* _GIVEN EXERCISE_
Would you pull out every line of the material that contains the string "hobby"?

* _DATASET EXTRACT_
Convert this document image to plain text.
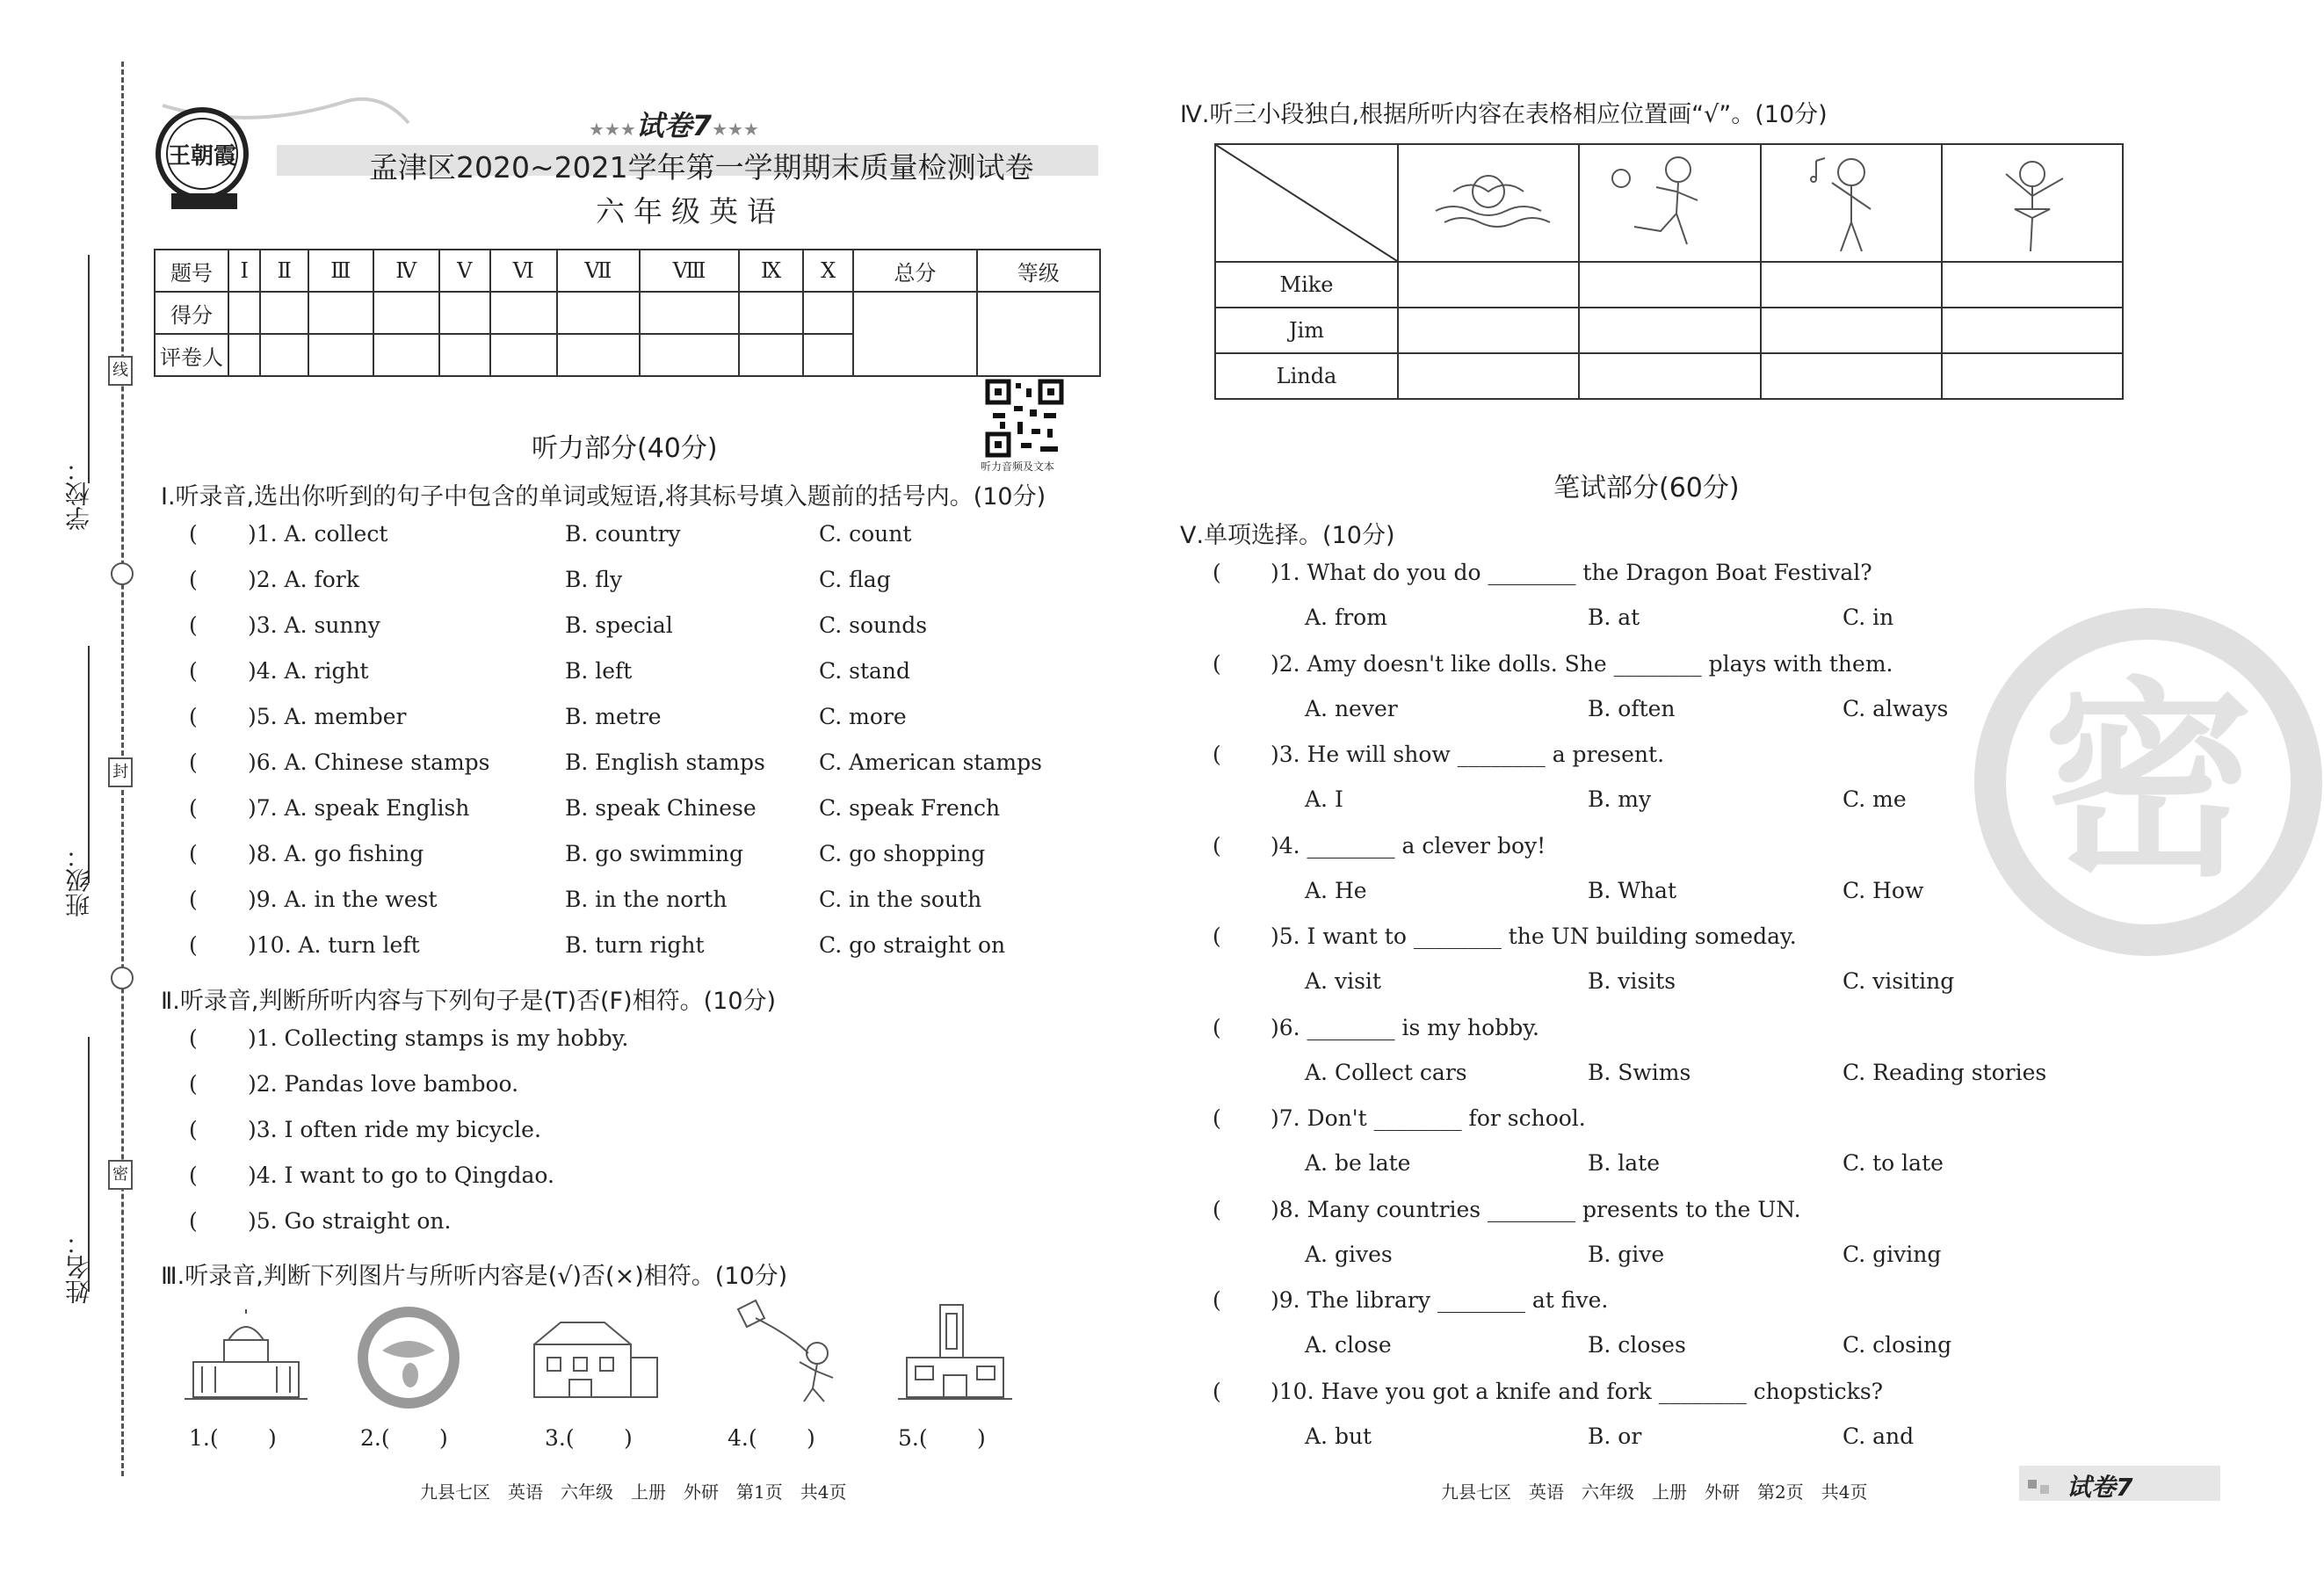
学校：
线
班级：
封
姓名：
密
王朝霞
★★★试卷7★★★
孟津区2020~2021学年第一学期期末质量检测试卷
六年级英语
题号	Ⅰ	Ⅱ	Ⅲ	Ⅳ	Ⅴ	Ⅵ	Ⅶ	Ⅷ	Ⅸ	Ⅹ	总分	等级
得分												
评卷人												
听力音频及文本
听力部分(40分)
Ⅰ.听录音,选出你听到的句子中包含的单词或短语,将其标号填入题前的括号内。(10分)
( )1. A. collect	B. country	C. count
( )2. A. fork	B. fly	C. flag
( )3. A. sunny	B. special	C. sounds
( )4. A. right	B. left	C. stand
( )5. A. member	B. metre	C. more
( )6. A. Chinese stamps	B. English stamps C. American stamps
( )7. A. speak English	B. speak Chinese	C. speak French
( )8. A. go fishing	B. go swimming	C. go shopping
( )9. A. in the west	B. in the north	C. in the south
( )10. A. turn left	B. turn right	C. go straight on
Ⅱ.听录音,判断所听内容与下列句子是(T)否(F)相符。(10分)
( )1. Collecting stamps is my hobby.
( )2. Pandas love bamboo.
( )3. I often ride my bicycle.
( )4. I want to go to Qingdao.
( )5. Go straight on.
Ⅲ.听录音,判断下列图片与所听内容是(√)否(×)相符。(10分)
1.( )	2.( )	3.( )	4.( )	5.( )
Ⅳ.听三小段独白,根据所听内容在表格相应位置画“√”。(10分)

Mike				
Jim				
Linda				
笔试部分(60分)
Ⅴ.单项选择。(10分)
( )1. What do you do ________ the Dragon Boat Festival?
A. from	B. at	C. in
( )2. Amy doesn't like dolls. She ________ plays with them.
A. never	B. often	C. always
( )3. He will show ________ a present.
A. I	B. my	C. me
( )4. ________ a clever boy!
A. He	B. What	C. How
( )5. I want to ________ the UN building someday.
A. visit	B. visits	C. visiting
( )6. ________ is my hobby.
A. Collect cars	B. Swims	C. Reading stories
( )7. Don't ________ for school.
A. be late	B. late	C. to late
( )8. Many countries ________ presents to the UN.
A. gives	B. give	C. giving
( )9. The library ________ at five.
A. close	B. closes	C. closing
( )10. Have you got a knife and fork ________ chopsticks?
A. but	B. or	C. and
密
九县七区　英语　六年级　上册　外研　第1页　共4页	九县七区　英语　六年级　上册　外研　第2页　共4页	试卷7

==

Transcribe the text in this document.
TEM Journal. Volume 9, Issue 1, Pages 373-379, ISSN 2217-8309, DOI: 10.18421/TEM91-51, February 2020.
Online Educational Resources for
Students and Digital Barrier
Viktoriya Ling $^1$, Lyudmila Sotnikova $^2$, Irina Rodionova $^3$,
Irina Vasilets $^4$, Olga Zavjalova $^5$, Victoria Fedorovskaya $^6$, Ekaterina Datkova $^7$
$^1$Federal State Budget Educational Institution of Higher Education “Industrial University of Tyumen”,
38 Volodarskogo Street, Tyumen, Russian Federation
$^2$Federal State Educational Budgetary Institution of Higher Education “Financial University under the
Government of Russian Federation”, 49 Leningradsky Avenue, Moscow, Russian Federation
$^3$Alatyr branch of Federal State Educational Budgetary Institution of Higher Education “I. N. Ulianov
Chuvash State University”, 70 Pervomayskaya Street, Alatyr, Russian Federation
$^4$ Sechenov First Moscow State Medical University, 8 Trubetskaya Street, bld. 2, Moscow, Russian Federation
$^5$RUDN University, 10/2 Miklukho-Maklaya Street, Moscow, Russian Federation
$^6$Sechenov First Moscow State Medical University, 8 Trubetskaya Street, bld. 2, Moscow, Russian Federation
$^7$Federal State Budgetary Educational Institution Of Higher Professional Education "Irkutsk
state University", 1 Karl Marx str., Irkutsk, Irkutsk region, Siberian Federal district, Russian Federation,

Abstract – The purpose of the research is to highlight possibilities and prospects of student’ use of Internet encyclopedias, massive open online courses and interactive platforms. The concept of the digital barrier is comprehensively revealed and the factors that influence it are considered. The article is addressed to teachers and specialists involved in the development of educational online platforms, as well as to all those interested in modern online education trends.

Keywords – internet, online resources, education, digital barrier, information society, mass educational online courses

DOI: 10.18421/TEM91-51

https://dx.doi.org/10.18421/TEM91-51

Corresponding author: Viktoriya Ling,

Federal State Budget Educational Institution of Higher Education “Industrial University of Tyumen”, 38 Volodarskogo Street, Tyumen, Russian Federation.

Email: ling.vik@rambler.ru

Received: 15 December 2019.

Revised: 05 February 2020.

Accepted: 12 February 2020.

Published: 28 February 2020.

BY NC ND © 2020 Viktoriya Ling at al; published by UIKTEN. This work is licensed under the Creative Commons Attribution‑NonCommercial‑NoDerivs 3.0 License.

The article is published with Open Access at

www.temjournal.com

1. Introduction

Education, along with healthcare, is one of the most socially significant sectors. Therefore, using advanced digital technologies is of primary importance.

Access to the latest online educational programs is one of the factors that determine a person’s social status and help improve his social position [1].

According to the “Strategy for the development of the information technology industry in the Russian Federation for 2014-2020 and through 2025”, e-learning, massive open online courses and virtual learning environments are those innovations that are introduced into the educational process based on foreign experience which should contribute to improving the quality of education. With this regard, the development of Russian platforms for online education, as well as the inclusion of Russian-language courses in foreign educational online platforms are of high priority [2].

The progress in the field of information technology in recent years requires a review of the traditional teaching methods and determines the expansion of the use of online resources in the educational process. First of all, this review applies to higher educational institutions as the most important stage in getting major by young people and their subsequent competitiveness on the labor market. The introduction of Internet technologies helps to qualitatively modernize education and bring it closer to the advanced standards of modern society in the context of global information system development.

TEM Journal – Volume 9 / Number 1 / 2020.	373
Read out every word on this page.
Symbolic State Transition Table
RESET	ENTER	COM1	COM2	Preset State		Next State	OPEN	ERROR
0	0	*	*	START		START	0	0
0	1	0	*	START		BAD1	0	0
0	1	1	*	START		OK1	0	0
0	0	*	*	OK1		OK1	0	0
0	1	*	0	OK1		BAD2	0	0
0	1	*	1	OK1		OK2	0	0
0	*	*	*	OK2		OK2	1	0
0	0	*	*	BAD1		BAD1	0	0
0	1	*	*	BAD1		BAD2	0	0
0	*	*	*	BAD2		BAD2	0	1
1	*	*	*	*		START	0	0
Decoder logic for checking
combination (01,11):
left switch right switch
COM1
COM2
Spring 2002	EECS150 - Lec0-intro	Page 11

* _RIGHT ANSWER_
( )1. Collecting stamps is my hobby.
( )6. ________ is my hobby.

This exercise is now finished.